**PROMPT**
Pictures stay out of your copy, but everything else in the records below must be repeated exactly.

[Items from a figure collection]
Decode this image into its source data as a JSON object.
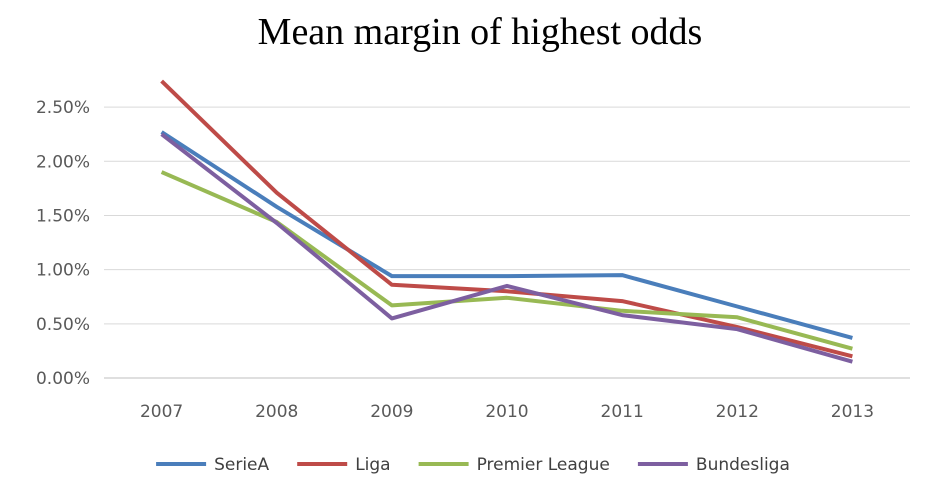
{
  "chart_data": {
    "type": "line",
    "title": "Mean margin of highest odds",
    "xlabel": "",
    "ylabel": "",
    "categories": [
      "2007",
      "2008",
      "2009",
      "2010",
      "2011",
      "2012",
      "2013"
    ],
    "ylim": [
      0,
      2.75
    ],
    "y_ticks": [
      0,
      0.5,
      1.0,
      1.5,
      2.0,
      2.5
    ],
    "y_tick_labels": [
      "0.00%",
      "0.50%",
      "1.00%",
      "1.50%",
      "2.00%",
      "2.50%"
    ],
    "grid": true,
    "legend_position": "bottom",
    "series": [
      {
        "name": "SerieA",
        "color": "#4a7ebb",
        "values": [
          2.27,
          1.58,
          0.94,
          0.94,
          0.95,
          0.66,
          0.37
        ]
      },
      {
        "name": "Liga",
        "color": "#be4b48",
        "values": [
          2.74,
          1.71,
          0.86,
          0.8,
          0.71,
          0.47,
          0.2
        ]
      },
      {
        "name": "Premier League",
        "color": "#98b954",
        "values": [
          1.9,
          1.44,
          0.67,
          0.74,
          0.62,
          0.56,
          0.27
        ]
      },
      {
        "name": "Bundesliga",
        "color": "#7d5fa0",
        "values": [
          2.25,
          1.43,
          0.55,
          0.85,
          0.58,
          0.45,
          0.15
        ]
      }
    ]
  }
}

**ANSWER TO THE PROBLEM**
Decode this image into its source data as a JSON object.
{
  "chart_data": {
    "type": "line",
    "title": "Mean margin of highest odds",
    "xlabel": "",
    "ylabel": "",
    "categories": [
      "2007",
      "2008",
      "2009",
      "2010",
      "2011",
      "2012",
      "2013"
    ],
    "ylim": [
      0,
      2.75
    ],
    "y_ticks": [
      0,
      0.5,
      1.0,
      1.5,
      2.0,
      2.5
    ],
    "y_tick_labels": [
      "0.00%",
      "0.50%",
      "1.00%",
      "1.50%",
      "2.00%",
      "2.50%"
    ],
    "grid": true,
    "legend_position": "bottom",
    "series": [
      {
        "name": "SerieA",
        "color": "#4a7ebb",
        "values": [
          2.27,
          1.58,
          0.94,
          0.94,
          0.95,
          0.66,
          0.37
        ]
      },
      {
        "name": "Liga",
        "color": "#be4b48",
        "values": [
          2.74,
          1.71,
          0.86,
          0.8,
          0.71,
          0.47,
          0.2
        ]
      },
      {
        "name": "Premier League",
        "color": "#98b954",
        "values": [
          1.9,
          1.44,
          0.67,
          0.74,
          0.62,
          0.56,
          0.27
        ]
      },
      {
        "name": "Bundesliga",
        "color": "#7d5fa0",
        "values": [
          2.25,
          1.43,
          0.55,
          0.85,
          0.58,
          0.45,
          0.15
        ]
      }
    ]
  }
}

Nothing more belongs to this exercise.